## TASK PROMPT
Take the material below and retype it in full; pictures are left out.

## Data excerpts
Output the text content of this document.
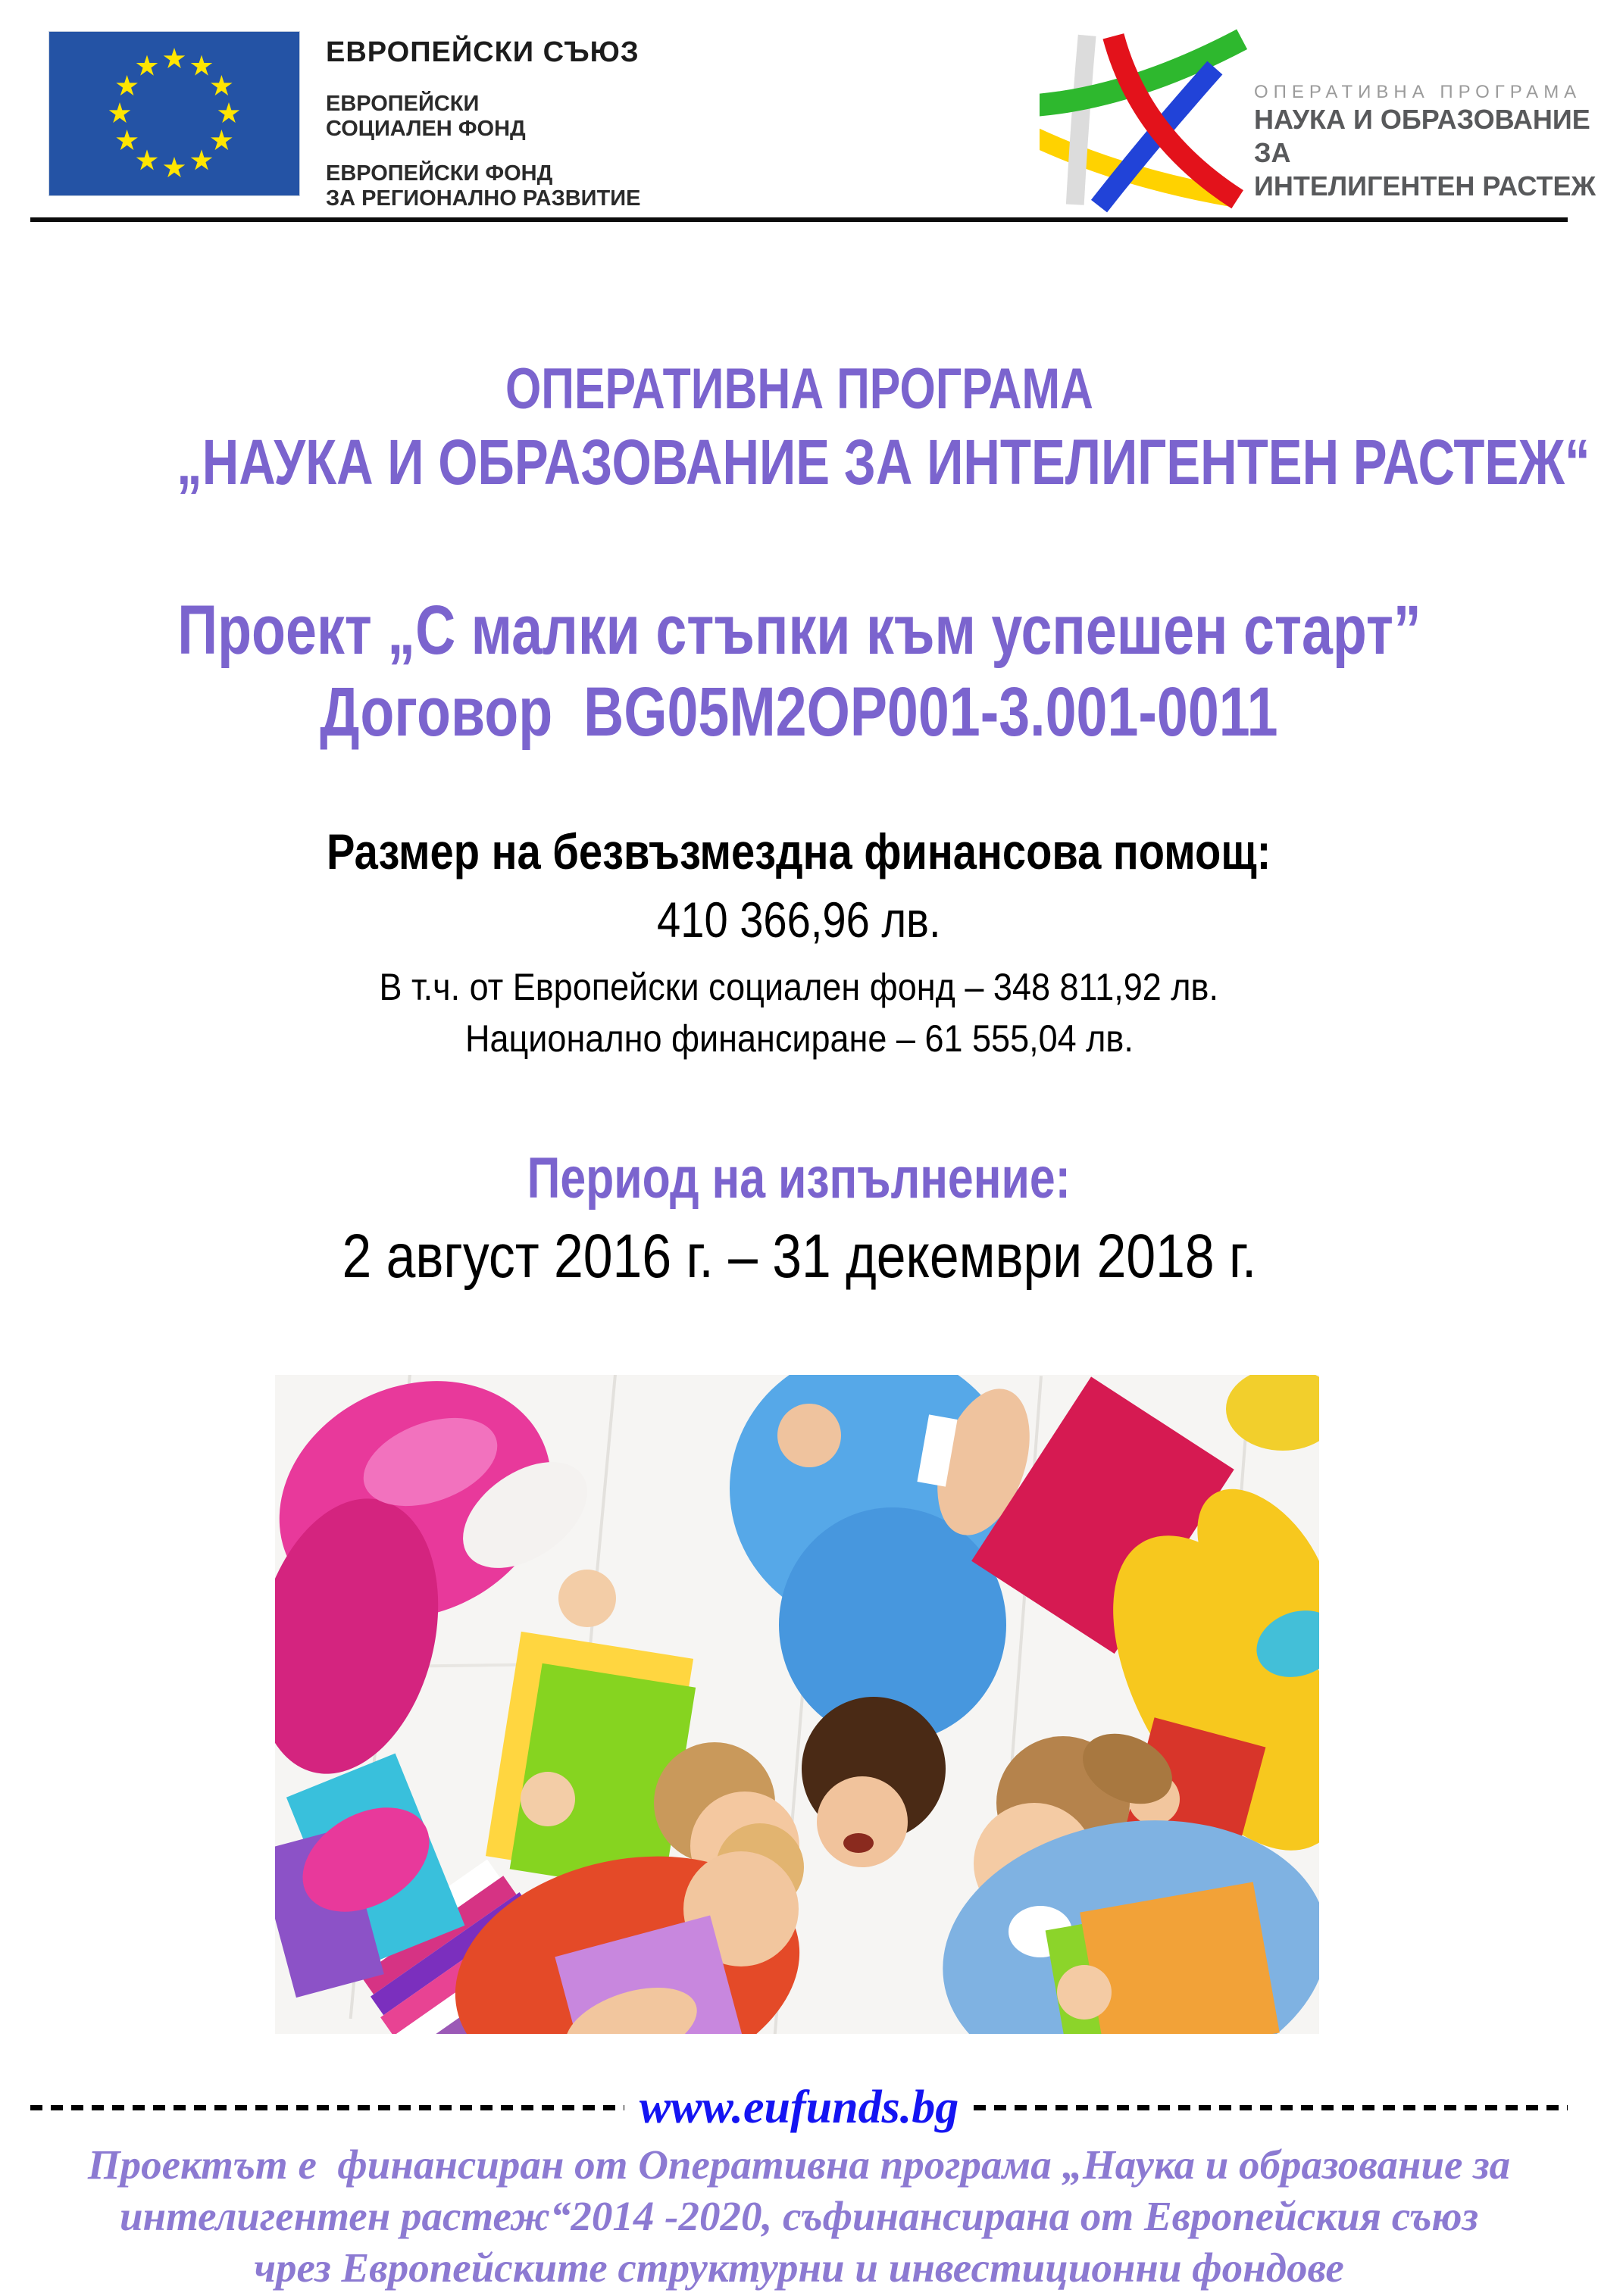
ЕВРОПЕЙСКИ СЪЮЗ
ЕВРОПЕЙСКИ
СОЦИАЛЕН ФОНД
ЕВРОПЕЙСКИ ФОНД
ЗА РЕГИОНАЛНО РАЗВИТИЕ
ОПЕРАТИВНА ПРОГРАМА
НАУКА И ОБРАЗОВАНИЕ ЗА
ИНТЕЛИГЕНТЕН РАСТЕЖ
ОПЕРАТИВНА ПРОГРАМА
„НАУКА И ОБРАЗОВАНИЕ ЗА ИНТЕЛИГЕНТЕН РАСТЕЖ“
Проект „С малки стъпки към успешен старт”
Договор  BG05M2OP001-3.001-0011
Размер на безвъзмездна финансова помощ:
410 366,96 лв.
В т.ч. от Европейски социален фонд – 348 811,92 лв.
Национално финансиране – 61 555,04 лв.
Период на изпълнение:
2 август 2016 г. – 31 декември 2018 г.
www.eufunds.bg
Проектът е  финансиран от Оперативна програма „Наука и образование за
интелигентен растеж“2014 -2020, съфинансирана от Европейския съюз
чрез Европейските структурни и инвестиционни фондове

## ANSWER FOR THE TASK
Output the text content of this document.
ЕВРОПЕЙСКИ СЪЮЗ
ЕВРОПЕЙСКИ
СОЦИАЛЕН ФОНД
ЕВРОПЕЙСКИ ФОНД
ЗА РЕГИОНАЛНО РАЗВИТИЕ
ОПЕРАТИВНА ПРОГРАМА
НАУКА И ОБРАЗОВАНИЕ ЗА
ИНТЕЛИГЕНТЕН РАСТЕЖ
ОПЕРАТИВНА ПРОГРАМА
„НАУКА И ОБРАЗОВАНИЕ ЗА ИНТЕЛИГЕНТЕН РАСТЕЖ“
Проект „С малки стъпки към успешен старт”
Договор  BG05M2OP001-3.001-0011
Размер на безвъзмездна финансова помощ:
410 366,96 лв.
В т.ч. от Европейски социален фонд – 348 811,92 лв.
Национално финансиране – 61 555,04 лв.
Период на изпълнение:
2 август 2016 г. – 31 декември 2018 г.
www.eufunds.bg
Проектът е  финансиран от Оперативна програма „Наука и образование за
интелигентен растеж“2014 -2020, съфинансирана от Европейския съюз
чрез Европейските структурни и инвестиционни фондове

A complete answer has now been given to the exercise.